▸ Work to complete
Print the complete listing so that it matches the original exactly.
=== Task input ===
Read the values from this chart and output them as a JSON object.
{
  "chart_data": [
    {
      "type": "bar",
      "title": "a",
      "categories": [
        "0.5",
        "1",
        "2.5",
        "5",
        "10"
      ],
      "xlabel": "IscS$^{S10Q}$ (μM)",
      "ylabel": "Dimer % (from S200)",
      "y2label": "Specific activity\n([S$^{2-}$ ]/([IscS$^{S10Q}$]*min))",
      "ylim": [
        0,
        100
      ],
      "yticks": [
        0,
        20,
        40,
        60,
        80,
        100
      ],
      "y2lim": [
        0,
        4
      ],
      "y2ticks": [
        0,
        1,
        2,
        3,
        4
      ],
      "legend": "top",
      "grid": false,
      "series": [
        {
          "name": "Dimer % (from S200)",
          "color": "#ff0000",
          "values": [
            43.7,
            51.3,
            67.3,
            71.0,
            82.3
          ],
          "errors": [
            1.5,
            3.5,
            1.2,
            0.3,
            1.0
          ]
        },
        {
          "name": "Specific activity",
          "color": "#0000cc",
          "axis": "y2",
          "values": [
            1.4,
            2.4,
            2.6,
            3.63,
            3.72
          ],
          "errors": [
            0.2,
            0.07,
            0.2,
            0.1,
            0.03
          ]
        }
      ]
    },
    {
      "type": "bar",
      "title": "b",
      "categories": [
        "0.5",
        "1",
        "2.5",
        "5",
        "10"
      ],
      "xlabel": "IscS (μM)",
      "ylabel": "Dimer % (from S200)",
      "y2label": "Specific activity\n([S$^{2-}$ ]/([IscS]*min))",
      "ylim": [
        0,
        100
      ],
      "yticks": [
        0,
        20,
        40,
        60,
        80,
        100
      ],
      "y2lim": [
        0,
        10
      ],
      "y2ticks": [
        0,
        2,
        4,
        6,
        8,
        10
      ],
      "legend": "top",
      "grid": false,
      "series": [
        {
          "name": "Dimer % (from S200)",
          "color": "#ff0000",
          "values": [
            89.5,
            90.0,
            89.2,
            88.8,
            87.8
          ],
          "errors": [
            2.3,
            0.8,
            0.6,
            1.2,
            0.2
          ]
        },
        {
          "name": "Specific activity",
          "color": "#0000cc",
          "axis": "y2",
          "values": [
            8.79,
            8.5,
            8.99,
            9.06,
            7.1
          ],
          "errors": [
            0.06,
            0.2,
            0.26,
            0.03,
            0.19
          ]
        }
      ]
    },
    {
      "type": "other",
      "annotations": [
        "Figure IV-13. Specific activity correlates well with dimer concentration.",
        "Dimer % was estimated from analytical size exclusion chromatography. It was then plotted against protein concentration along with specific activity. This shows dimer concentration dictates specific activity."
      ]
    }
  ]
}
===
▸ Your solution
Read the values from this chart and output them as a JSON object.
{
  "chart_data": [
    {
      "type": "bar",
      "title": "a",
      "categories": [
        "0.5",
        "1",
        "2.5",
        "5",
        "10"
      ],
      "xlabel": "IscS$^{S10Q}$ (μM)",
      "ylabel": "Dimer % (from S200)",
      "y2label": "Specific activity\n([S$^{2-}$ ]/([IscS$^{S10Q}$]*min))",
      "ylim": [
        0,
        100
      ],
      "yticks": [
        0,
        20,
        40,
        60,
        80,
        100
      ],
      "y2lim": [
        0,
        4
      ],
      "y2ticks": [
        0,
        1,
        2,
        3,
        4
      ],
      "legend": "top",
      "grid": false,
      "series": [
        {
          "name": "Dimer % (from S200)",
          "color": "#ff0000",
          "values": [
            43.7,
            51.3,
            67.3,
            71.0,
            82.3
          ],
          "errors": [
            1.5,
            3.5,
            1.2,
            0.3,
            1.0
          ]
        },
        {
          "name": "Specific activity",
          "color": "#0000cc",
          "axis": "y2",
          "values": [
            1.4,
            2.4,
            2.6,
            3.63,
            3.72
          ],
          "errors": [
            0.2,
            0.07,
            0.2,
            0.1,
            0.03
          ]
        }
      ]
    },
    {
      "type": "bar",
      "title": "b",
      "categories": [
        "0.5",
        "1",
        "2.5",
        "5",
        "10"
      ],
      "xlabel": "IscS (μM)",
      "ylabel": "Dimer % (from S200)",
      "y2label": "Specific activity\n([S$^{2-}$ ]/([IscS]*min))",
      "ylim": [
        0,
        100
      ],
      "yticks": [
        0,
        20,
        40,
        60,
        80,
        100
      ],
      "y2lim": [
        0,
        10
      ],
      "y2ticks": [
        0,
        2,
        4,
        6,
        8,
        10
      ],
      "legend": "top",
      "grid": false,
      "series": [
        {
          "name": "Dimer % (from S200)",
          "color": "#ff0000",
          "values": [
            89.5,
            90.0,
            89.2,
            88.8,
            87.8
          ],
          "errors": [
            2.3,
            0.8,
            0.6,
            1.2,
            0.2
          ]
        },
        {
          "name": "Specific activity",
          "color": "#0000cc",
          "axis": "y2",
          "values": [
            8.79,
            8.5,
            8.99,
            9.06,
            7.1
          ],
          "errors": [
            0.06,
            0.2,
            0.26,
            0.03,
            0.19
          ]
        }
      ]
    },
    {
      "type": "other",
      "annotations": [
        "Figure IV-13. Specific activity correlates well with dimer concentration.",
        "Dimer % was estimated from analytical size exclusion chromatography. It was then plotted against protein concentration along with specific activity. This shows dimer concentration dictates specific activity."
      ]
    }
  ]
}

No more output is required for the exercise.